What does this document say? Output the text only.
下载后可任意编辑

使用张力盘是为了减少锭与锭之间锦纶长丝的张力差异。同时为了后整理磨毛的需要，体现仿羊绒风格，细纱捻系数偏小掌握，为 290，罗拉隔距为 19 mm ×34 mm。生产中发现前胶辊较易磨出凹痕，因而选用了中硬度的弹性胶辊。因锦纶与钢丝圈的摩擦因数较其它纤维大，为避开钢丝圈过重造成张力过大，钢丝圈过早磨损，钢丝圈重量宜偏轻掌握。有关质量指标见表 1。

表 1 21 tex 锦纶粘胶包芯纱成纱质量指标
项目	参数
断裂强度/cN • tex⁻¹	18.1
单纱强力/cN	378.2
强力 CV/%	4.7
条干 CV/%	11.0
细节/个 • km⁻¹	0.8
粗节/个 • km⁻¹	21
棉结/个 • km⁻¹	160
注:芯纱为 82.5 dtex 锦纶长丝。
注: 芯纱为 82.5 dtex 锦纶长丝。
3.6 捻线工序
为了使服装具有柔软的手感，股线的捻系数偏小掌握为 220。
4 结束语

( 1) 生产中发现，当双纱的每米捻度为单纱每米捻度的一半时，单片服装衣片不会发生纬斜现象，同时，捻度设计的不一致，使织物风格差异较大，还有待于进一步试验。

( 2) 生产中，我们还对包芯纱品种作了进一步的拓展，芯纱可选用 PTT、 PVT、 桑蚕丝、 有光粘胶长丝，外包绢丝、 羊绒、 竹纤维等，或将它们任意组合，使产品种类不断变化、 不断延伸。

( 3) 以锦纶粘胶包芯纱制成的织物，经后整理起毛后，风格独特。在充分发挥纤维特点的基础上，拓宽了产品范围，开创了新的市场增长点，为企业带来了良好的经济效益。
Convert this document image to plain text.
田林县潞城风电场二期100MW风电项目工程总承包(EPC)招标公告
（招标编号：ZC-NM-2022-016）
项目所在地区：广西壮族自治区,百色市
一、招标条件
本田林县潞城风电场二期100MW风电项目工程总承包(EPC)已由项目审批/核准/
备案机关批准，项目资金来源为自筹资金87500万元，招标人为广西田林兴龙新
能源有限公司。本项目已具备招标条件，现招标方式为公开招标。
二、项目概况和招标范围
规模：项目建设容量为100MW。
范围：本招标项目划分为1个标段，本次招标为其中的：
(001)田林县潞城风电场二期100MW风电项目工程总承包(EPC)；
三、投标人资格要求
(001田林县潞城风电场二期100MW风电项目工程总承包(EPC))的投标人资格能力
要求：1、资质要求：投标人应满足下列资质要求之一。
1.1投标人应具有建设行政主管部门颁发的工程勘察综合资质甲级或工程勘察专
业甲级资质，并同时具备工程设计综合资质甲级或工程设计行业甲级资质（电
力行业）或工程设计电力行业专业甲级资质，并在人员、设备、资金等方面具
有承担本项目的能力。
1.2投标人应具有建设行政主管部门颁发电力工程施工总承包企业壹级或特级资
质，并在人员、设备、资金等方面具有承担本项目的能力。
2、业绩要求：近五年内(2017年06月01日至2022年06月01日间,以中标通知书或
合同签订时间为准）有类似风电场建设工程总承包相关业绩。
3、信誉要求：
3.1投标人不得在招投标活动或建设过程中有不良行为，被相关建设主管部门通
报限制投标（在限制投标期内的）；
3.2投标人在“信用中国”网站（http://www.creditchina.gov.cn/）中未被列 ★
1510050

◆ WHAT THIS TASK INVOLVES:
Output the records above in their entirety, exactly.

◆ RESULT:
What does this document say? Output the text only.
下载后可任意编辑

使用张力盘是为了减少锭与锭之间锦纶长丝的张力差异。同时为了后整理磨毛的需要，体现仿羊绒风格，细纱捻系数偏小掌握，为 290，罗拉隔距为 19 mm ×34 mm。生产中发现前胶辊较易磨出凹痕，因而选用了中硬度的弹性胶辊。因锦纶与钢丝圈的摩擦因数较其它纤维大，为避开钢丝圈过重造成张力过大，钢丝圈过早磨损，钢丝圈重量宜偏轻掌握。有关质量指标见表 1。

表 1 21 tex 锦纶粘胶包芯纱成纱质量指标
项目	参数
断裂强度/cN • tex⁻¹	18.1
单纱强力/cN	378.2
强力 CV/%	4.7
条干 CV/%	11.0
细节/个 • km⁻¹	0.8
粗节/个 • km⁻¹	21
棉结/个 • km⁻¹	160
注:芯纱为 82.5 dtex 锦纶长丝。
注: 芯纱为 82.5 dtex 锦纶长丝。
3.6 捻线工序
为了使服装具有柔软的手感，股线的捻系数偏小掌握为 220。
4 结束语

( 1) 生产中发现，当双纱的每米捻度为单纱每米捻度的一半时，单片服装衣片不会发生纬斜现象，同时，捻度设计的不一致，使织物风格差异较大，还有待于进一步试验。

( 2) 生产中，我们还对包芯纱品种作了进一步的拓展，芯纱可选用 PTT、 PVT、 桑蚕丝、 有光粘胶长丝，外包绢丝、 羊绒、 竹纤维等，或将它们任意组合，使产品种类不断变化、 不断延伸。

( 3) 以锦纶粘胶包芯纱制成的织物，经后整理起毛后，风格独特。在充分发挥纤维特点的基础上，拓宽了产品范围，开创了新的市场增长点，为企业带来了良好的经济效益。
Convert this document image to plain text.
田林县潞城风电场二期100MW风电项目工程总承包(EPC)招标公告
（招标编号：ZC-NM-2022-016）
项目所在地区：广西壮族自治区,百色市
一、招标条件
本田林县潞城风电场二期100MW风电项目工程总承包(EPC)已由项目审批/核准/
备案机关批准，项目资金来源为自筹资金87500万元，招标人为广西田林兴龙新
能源有限公司。本项目已具备招标条件，现招标方式为公开招标。
二、项目概况和招标范围
规模：项目建设容量为100MW。
范围：本招标项目划分为1个标段，本次招标为其中的：
(001)田林县潞城风电场二期100MW风电项目工程总承包(EPC)；
三、投标人资格要求
(001田林县潞城风电场二期100MW风电项目工程总承包(EPC))的投标人资格能力
要求：1、资质要求：投标人应满足下列资质要求之一。
1.1投标人应具有建设行政主管部门颁发的工程勘察综合资质甲级或工程勘察专
业甲级资质，并同时具备工程设计综合资质甲级或工程设计行业甲级资质（电
力行业）或工程设计电力行业专业甲级资质，并在人员、设备、资金等方面具
有承担本项目的能力。
1.2投标人应具有建设行政主管部门颁发电力工程施工总承包企业壹级或特级资
质，并在人员、设备、资金等方面具有承担本项目的能力。
2、业绩要求：近五年内(2017年06月01日至2022年06月01日间,以中标通知书或
合同签订时间为准）有类似风电场建设工程总承包相关业绩。
3、信誉要求：
3.1投标人不得在招投标活动或建设过程中有不良行为，被相关建设主管部门通
报限制投标（在限制投标期内的）；
3.2投标人在“信用中国”网站（http://www.creditchina.gov.cn/）中未被列 ★
1510050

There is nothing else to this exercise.